Given records =
-- start --

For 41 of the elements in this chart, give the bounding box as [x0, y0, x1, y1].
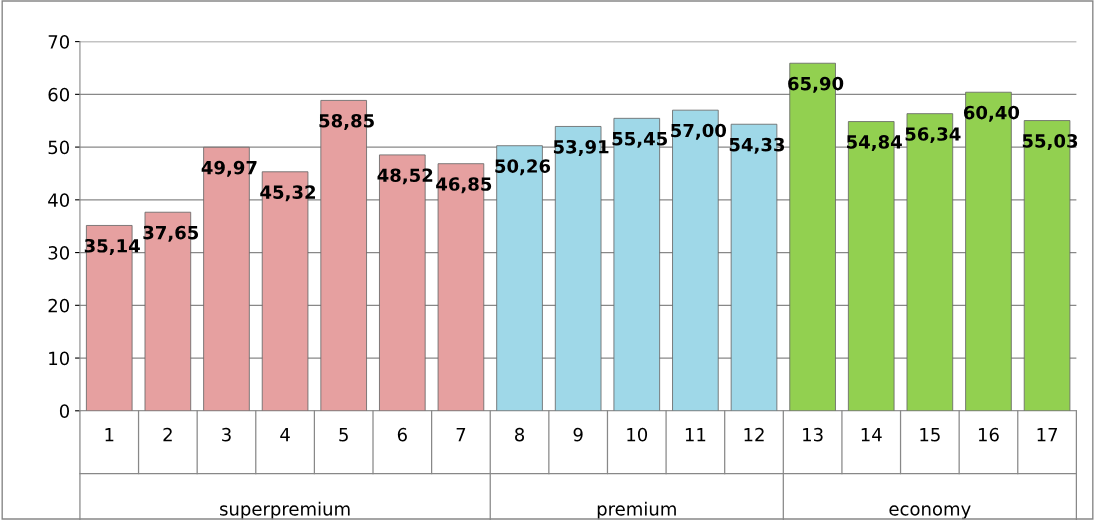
y-tick-label: 60: [48, 87, 70, 102]
x-tick-label: 10: [627, 427, 648, 442]
data-label: 54,33: [729, 137, 785, 154]
x-tick-label: 3: [222, 427, 231, 442]
text: superpremium: [220, 501, 350, 520]
x-tick-label: 11: [685, 428, 706, 442]
y-tick-label: 10: [49, 351, 70, 366]
text: economy: [889, 505, 971, 520]
y-tick-label: 40: [48, 193, 70, 207]
y-tick-label: 70: [48, 35, 70, 49]
data-label: 58,85: [319, 113, 374, 130]
x-tick-label: 6: [397, 427, 407, 442]
x-tick-label: 13: [803, 427, 823, 442]
x-tick-label: 16: [978, 427, 999, 442]
data-label: 53,91: [553, 139, 609, 156]
y-tick-label: 0: [59, 404, 70, 418]
data-label: 55,45: [612, 132, 667, 148]
data-label: 57,00: [671, 123, 727, 140]
x-tick-label: 8: [515, 427, 525, 442]
text: premium: [597, 501, 676, 520]
x-tick-label: 12: [744, 427, 764, 442]
x-tick-label: 2: [163, 427, 172, 442]
y-tick-label: 50: [48, 140, 70, 155]
data-label: 49,97: [201, 160, 257, 177]
x-tick-label: 7: [456, 428, 466, 442]
x-tick-label: 17: [1037, 428, 1058, 442]
x-tick-label: 9: [573, 427, 583, 442]
y-tick-label: 20: [48, 298, 70, 313]
data-label: 48,52: [377, 168, 433, 185]
data-label: 45,32: [260, 185, 315, 202]
x-tick-label: 14: [861, 428, 882, 442]
x-tick-label: 5: [339, 428, 348, 442]
data-label: 54,84: [847, 135, 902, 152]
y-tick-label: 30: [48, 246, 70, 260]
x-tick-label: 15: [920, 428, 940, 442]
x-tick-label: 4: [280, 428, 290, 442]
data-label: 50,26: [495, 159, 551, 176]
data-label: 46,85: [436, 177, 492, 194]
data-label: 35,14: [84, 238, 140, 255]
x-tick-label: 1: [105, 428, 114, 442]
data-label: 37,65: [143, 225, 199, 242]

-- end --

Short exercise = Can you reproduce all of the lines above word for word, leaving out the picture?

Final result =
For 41 of the elements in this chart, give the bounding box as [x0, y0, x1, y1].
y-tick-label: 60: [48, 87, 70, 102]
x-tick-label: 10: [627, 427, 648, 442]
data-label: 54,33: [729, 137, 785, 154]
x-tick-label: 3: [222, 427, 231, 442]
text: superpremium: [220, 501, 350, 520]
x-tick-label: 11: [685, 428, 706, 442]
y-tick-label: 10: [49, 351, 70, 366]
text: economy: [889, 505, 971, 520]
y-tick-label: 40: [48, 193, 70, 207]
y-tick-label: 70: [48, 35, 70, 49]
data-label: 58,85: [319, 113, 374, 130]
x-tick-label: 6: [397, 427, 407, 442]
x-tick-label: 13: [803, 427, 823, 442]
x-tick-label: 16: [978, 427, 999, 442]
data-label: 53,91: [553, 139, 609, 156]
y-tick-label: 0: [59, 404, 70, 418]
data-label: 55,45: [612, 132, 667, 148]
data-label: 57,00: [671, 123, 727, 140]
x-tick-label: 8: [515, 427, 525, 442]
text: premium: [597, 501, 676, 520]
x-tick-label: 12: [744, 427, 764, 442]
x-tick-label: 2: [163, 427, 172, 442]
y-tick-label: 50: [48, 140, 70, 155]
data-label: 49,97: [201, 160, 257, 177]
x-tick-label: 7: [456, 428, 466, 442]
x-tick-label: 17: [1037, 428, 1058, 442]
x-tick-label: 9: [573, 427, 583, 442]
y-tick-label: 20: [48, 298, 70, 313]
data-label: 48,52: [377, 168, 433, 185]
data-label: 45,32: [260, 185, 315, 202]
x-tick-label: 14: [861, 428, 882, 442]
x-tick-label: 5: [339, 428, 348, 442]
data-label: 54,84: [847, 135, 902, 152]
y-tick-label: 30: [48, 246, 70, 260]
x-tick-label: 15: [920, 428, 940, 442]
x-tick-label: 4: [280, 428, 290, 442]
data-label: 50,26: [495, 159, 551, 176]
data-label: 46,85: [436, 177, 492, 194]
data-label: 35,14: [84, 238, 140, 255]
x-tick-label: 1: [105, 428, 114, 442]
data-label: 37,65: [143, 225, 199, 242]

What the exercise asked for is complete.